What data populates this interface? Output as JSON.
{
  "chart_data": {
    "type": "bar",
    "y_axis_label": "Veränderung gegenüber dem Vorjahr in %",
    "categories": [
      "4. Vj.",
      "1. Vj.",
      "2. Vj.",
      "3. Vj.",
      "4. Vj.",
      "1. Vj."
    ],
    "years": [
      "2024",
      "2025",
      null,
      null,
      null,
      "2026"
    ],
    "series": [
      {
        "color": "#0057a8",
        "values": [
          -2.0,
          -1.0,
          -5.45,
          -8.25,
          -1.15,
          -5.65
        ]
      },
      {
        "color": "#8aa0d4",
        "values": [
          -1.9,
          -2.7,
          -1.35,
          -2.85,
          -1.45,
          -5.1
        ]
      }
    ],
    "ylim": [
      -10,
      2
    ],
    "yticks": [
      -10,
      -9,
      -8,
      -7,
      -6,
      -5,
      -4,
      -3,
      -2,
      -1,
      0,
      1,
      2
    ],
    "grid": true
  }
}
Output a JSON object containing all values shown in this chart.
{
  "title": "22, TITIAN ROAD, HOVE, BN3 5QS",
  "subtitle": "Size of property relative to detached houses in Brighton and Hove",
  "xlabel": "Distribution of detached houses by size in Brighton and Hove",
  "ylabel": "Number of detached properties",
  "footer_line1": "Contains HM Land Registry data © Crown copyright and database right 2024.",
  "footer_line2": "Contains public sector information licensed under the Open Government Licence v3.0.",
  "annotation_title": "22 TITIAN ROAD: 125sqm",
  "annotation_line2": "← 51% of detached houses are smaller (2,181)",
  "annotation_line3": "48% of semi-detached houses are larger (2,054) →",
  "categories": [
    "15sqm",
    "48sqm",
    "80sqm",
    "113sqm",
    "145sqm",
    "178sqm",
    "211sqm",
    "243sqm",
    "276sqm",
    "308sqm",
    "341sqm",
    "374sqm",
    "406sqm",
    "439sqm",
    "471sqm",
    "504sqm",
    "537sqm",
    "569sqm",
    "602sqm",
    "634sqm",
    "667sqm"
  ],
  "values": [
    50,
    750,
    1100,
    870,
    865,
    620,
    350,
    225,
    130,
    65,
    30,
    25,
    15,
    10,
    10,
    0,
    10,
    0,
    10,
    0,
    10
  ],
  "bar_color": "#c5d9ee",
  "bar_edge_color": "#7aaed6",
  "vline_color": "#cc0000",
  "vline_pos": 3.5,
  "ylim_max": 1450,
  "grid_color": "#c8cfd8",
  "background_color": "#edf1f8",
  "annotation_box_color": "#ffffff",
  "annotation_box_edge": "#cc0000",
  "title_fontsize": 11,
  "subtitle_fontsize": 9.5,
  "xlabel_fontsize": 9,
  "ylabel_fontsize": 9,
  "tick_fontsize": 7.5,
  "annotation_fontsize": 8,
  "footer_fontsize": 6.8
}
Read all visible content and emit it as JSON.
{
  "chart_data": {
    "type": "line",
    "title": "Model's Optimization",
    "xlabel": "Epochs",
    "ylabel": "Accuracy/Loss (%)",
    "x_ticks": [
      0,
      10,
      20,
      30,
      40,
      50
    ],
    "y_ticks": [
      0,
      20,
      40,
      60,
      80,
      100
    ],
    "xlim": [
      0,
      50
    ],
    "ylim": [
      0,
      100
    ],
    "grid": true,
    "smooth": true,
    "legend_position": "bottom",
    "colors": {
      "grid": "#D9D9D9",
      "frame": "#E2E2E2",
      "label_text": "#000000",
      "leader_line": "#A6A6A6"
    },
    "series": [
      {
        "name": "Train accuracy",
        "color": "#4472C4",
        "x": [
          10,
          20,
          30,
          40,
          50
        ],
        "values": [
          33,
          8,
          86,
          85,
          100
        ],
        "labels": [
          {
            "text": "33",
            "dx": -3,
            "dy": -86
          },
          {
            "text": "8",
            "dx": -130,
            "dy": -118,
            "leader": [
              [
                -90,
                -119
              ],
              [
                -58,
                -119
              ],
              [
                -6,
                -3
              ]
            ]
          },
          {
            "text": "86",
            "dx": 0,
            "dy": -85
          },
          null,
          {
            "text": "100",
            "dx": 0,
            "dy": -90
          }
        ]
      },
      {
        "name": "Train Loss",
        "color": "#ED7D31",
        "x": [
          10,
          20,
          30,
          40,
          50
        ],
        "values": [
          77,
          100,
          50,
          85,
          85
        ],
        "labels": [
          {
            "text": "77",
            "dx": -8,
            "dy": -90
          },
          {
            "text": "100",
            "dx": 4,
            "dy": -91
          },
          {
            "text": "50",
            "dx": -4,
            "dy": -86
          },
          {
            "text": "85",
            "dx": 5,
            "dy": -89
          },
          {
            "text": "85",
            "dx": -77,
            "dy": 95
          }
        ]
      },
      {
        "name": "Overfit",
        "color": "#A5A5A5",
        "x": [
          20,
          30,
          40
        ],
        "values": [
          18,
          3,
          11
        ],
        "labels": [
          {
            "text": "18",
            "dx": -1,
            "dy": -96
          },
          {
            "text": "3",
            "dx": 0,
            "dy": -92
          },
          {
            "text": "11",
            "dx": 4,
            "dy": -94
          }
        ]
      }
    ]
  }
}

**Given request**
Gather each line in the entries above where the string "ROAD" is found.

**Exercise output**
  "title": "22, TITIAN ROAD, HOVE, BN3 5QS",
  "annotation_title": "22 TITIAN ROAD: 125sqm",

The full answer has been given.